> [Given text]:
- - - - -

Earlier this year, when Pfizer came knocking with their chequebook for AstraZeneca, the response of the Conservatives was telling. Sources close to George Osborne said the bid was "a massive vote of confidence" in the UK.
And the prime minister appointed his cabinet secretary and a senior Treasury mandarin to negotiate with Pfizer over the heads of the AstraZeneca board.
As the extent to which tax inversion was driving Pfizer's interest in the deal was becoming clear, this ought to have been ringing alarm bells. But Conservative ministers, fixated on the short term, were undeterred by the possible long term adverse consequences of a deal. This led to the government undermining the ability of AstraZenica's board to act at the start of the bid process, leaving chairman Leif Johansson to plea for greater neutrality on the deal.
This was not about foreign ownership; AstraZeneca is an Anglo-Swedish company, with operations right across the globe. The real difference was this: whereas the Conservatives were willing to put at risk our science base for short term political advantage, Labour's focus was on the long-term.
Britain faces huge challenges to compete in a world being transformed by the pace of technological change and the rapid rise of emerging economies, which whilst intensifying competition are also creating huge new markets and new opportunities.

- - - - -

> [Study material]:
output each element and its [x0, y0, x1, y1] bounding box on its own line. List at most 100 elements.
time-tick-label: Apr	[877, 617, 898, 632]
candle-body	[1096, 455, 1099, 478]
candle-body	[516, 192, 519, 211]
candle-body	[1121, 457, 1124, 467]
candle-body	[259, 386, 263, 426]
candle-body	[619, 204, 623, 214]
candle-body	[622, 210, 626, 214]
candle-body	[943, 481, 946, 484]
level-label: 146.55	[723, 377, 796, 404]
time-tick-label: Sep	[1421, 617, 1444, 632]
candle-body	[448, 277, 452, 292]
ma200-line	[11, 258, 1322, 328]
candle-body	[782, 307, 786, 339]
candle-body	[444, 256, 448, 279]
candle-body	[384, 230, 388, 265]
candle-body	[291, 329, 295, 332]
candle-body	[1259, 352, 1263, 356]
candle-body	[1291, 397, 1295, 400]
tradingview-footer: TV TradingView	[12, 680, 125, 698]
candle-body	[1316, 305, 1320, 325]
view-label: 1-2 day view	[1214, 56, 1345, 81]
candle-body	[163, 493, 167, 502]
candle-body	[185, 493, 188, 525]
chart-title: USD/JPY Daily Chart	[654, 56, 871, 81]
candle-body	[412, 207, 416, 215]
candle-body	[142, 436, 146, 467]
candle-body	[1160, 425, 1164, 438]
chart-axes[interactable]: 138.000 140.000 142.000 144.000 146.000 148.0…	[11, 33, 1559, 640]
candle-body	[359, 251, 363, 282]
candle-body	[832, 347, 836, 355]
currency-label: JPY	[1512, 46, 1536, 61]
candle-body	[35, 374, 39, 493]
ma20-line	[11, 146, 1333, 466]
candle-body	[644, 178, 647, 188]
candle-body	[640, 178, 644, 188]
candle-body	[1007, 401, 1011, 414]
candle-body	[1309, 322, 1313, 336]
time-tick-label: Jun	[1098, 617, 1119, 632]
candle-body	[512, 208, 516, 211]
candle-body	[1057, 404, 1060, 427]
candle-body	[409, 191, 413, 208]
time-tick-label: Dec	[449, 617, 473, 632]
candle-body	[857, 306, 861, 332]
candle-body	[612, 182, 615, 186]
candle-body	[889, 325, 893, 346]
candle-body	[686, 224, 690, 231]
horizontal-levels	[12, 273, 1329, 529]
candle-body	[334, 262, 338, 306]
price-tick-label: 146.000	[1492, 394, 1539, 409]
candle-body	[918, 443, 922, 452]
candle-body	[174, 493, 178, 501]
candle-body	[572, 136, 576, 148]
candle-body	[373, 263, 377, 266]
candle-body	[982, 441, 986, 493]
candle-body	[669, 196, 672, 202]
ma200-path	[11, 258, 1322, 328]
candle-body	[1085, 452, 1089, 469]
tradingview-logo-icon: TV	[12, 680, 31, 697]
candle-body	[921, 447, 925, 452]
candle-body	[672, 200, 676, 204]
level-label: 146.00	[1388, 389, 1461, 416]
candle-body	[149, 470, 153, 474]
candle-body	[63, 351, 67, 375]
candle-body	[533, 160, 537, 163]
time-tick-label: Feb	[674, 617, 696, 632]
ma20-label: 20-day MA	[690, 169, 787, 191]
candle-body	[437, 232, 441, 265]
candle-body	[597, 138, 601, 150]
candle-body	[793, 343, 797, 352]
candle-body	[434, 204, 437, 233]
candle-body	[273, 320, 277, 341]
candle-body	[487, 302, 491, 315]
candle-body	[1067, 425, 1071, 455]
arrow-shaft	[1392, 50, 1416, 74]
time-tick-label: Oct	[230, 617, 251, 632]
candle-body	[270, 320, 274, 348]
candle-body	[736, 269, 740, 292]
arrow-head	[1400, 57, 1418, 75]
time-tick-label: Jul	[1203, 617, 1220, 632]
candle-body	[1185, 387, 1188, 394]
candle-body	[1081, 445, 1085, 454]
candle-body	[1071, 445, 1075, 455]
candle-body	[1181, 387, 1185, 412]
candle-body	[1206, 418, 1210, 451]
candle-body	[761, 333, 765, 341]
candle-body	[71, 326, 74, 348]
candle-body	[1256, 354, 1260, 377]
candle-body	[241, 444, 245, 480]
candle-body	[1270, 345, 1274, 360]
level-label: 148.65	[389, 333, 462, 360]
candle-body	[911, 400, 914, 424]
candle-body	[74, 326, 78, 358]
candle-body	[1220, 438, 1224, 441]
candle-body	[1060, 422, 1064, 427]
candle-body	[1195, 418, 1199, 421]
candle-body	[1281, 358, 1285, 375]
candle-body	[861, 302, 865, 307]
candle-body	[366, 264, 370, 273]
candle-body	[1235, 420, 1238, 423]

- - - - -

> [Required actions]:
1. Reproduce the portion of the passage on the Pfizer bid for AstraZeneca starting with "This was not" and going on through "on the long-term.".
2. According to the passage on the Pfizer bid for AstraZeneca, whom did the prime minister appoint to negotiate with Pfizer?
The listing above comes from a source separate from the text.

> [Solutions]:
1.
This was not about foreign ownership; AstraZeneca is an Anglo-Swedish company, with operations right across the globe. The real difference was this: whereas the Conservatives were willing to put at risk our science base for short term political advantage, Labour's focus was on the long-term.

2. His cabinet secretary and a senior Treasury mandarin.